AIM:
Look below and pull out each line with the word "icon".

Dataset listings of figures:
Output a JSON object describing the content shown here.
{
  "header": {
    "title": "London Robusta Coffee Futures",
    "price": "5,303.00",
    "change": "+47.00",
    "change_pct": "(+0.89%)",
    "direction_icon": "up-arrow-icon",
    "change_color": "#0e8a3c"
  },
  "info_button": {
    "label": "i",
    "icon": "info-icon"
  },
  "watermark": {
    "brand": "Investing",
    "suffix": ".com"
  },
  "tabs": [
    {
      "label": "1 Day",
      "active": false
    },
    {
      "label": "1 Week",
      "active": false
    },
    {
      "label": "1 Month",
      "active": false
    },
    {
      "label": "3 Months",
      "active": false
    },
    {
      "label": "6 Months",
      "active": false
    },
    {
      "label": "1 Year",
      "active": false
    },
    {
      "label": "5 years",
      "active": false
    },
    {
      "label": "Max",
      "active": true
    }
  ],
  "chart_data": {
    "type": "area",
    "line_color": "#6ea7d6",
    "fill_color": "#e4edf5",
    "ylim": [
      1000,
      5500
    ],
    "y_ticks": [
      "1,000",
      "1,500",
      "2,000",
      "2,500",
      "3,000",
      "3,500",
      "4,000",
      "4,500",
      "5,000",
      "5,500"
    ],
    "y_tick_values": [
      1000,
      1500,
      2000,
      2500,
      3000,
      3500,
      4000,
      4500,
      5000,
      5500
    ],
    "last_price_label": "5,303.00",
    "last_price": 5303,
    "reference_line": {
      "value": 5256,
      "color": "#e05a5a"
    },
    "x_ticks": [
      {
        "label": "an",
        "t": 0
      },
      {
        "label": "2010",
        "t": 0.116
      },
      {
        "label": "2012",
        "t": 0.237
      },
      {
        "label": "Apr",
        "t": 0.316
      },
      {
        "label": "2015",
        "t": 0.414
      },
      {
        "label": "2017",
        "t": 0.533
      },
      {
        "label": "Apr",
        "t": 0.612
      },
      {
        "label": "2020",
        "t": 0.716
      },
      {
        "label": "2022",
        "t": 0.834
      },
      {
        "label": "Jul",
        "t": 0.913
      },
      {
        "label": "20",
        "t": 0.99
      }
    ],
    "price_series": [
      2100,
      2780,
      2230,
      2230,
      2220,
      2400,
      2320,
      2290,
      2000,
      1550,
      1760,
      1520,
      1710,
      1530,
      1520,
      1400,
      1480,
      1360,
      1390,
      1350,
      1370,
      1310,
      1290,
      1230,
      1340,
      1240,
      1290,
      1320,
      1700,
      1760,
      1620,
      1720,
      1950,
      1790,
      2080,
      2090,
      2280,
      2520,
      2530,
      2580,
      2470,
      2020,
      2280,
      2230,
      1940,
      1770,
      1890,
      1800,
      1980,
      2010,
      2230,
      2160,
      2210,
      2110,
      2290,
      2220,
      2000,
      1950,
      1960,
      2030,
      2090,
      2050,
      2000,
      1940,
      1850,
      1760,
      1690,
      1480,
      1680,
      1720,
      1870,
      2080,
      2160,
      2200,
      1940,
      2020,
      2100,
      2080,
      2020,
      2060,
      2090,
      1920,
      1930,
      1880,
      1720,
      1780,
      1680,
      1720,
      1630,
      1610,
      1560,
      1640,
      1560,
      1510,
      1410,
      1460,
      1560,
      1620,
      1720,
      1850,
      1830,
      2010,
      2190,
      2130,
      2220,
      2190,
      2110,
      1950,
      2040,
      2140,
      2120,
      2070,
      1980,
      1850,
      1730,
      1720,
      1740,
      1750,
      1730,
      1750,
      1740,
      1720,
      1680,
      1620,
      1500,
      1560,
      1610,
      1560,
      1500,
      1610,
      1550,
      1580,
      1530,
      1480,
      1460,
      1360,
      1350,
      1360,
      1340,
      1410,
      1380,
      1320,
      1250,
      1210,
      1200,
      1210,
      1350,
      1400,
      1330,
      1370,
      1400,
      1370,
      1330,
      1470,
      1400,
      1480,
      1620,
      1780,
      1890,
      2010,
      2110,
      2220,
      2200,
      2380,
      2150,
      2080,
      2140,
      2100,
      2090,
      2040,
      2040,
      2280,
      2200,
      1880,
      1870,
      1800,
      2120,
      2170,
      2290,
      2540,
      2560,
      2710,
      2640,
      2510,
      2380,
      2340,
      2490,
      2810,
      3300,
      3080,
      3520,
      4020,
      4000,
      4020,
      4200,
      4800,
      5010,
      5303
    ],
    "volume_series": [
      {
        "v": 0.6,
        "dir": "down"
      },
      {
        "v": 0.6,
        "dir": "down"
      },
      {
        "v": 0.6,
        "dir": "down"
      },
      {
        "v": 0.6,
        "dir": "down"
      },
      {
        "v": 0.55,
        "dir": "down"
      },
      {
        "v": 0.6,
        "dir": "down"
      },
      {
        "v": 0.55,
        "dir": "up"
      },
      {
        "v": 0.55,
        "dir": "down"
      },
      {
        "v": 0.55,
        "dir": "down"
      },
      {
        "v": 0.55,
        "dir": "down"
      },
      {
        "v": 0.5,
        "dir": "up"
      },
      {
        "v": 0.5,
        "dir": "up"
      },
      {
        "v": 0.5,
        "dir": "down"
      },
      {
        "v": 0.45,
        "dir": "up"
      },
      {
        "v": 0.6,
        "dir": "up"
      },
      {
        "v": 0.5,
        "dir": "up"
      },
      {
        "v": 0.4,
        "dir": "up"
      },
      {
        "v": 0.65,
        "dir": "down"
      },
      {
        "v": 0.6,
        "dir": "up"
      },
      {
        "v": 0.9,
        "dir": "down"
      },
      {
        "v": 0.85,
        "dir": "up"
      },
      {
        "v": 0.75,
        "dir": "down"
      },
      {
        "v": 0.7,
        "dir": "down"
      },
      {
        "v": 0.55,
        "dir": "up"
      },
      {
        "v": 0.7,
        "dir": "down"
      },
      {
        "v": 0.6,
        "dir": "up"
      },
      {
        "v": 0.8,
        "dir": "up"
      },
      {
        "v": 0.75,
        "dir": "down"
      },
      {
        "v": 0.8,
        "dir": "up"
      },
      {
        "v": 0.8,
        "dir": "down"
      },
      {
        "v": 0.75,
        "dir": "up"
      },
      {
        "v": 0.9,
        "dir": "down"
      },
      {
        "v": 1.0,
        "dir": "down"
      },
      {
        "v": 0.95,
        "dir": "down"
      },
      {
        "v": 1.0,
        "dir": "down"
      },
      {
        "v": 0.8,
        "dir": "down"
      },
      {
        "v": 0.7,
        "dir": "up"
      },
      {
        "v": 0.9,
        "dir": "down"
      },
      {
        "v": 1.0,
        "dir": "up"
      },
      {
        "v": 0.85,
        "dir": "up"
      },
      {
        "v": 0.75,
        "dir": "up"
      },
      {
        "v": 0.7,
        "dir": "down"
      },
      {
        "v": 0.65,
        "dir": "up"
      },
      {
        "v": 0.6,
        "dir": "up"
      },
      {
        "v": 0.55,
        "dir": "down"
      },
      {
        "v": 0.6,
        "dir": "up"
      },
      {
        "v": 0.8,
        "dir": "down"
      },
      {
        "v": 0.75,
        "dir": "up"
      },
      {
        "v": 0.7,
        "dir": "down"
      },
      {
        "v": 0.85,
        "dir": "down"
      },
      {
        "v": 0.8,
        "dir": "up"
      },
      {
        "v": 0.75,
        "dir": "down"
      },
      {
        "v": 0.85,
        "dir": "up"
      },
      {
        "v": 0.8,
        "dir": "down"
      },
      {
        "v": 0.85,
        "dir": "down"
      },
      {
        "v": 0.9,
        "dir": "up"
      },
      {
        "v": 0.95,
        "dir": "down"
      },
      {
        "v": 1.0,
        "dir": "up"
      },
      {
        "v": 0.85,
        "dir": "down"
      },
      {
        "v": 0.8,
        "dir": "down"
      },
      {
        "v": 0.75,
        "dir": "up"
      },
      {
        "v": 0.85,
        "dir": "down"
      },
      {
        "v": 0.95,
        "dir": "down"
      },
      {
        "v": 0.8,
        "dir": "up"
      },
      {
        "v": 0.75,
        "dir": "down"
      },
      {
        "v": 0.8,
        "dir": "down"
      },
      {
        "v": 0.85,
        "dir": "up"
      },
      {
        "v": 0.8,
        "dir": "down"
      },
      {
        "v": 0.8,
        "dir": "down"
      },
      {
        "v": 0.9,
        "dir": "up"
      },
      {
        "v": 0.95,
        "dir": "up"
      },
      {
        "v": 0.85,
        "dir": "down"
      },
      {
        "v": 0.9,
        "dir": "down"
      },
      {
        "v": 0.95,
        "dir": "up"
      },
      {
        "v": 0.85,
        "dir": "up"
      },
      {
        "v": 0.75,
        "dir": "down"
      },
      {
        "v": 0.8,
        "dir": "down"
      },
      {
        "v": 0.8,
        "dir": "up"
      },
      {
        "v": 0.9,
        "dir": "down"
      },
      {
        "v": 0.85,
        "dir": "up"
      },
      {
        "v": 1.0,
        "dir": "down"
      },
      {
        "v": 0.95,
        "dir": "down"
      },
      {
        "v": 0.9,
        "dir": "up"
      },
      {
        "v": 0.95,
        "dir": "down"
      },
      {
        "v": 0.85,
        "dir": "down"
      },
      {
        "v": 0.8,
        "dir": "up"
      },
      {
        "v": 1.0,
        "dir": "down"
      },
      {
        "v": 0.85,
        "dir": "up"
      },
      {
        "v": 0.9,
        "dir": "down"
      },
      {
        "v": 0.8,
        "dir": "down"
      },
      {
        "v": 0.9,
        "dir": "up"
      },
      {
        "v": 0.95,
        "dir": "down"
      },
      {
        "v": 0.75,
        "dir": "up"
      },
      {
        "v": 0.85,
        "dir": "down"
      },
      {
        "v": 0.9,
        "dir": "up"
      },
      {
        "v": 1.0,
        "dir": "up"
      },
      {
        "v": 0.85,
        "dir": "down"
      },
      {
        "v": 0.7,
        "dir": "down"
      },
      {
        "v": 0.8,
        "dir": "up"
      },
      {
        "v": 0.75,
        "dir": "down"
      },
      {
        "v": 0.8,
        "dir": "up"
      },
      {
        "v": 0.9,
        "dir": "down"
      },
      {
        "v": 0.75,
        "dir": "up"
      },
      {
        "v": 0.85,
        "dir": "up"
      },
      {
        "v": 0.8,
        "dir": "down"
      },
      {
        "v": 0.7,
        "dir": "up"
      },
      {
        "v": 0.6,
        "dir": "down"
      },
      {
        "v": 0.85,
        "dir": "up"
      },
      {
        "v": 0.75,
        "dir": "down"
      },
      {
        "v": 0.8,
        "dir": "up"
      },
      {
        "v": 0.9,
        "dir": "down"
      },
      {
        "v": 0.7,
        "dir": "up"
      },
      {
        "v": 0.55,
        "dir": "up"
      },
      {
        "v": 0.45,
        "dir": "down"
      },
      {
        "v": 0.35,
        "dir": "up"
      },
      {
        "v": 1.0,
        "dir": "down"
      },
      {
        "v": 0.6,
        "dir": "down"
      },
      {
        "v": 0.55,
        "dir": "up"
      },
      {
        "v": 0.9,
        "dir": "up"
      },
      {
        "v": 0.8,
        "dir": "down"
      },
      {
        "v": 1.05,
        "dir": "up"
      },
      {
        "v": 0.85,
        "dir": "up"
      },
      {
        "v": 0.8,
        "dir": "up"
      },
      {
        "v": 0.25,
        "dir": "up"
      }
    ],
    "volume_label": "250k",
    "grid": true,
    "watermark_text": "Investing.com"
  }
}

COMPLETE ANSWER:
    "direction_icon": "up-arrow-icon",
    "icon": "info-icon"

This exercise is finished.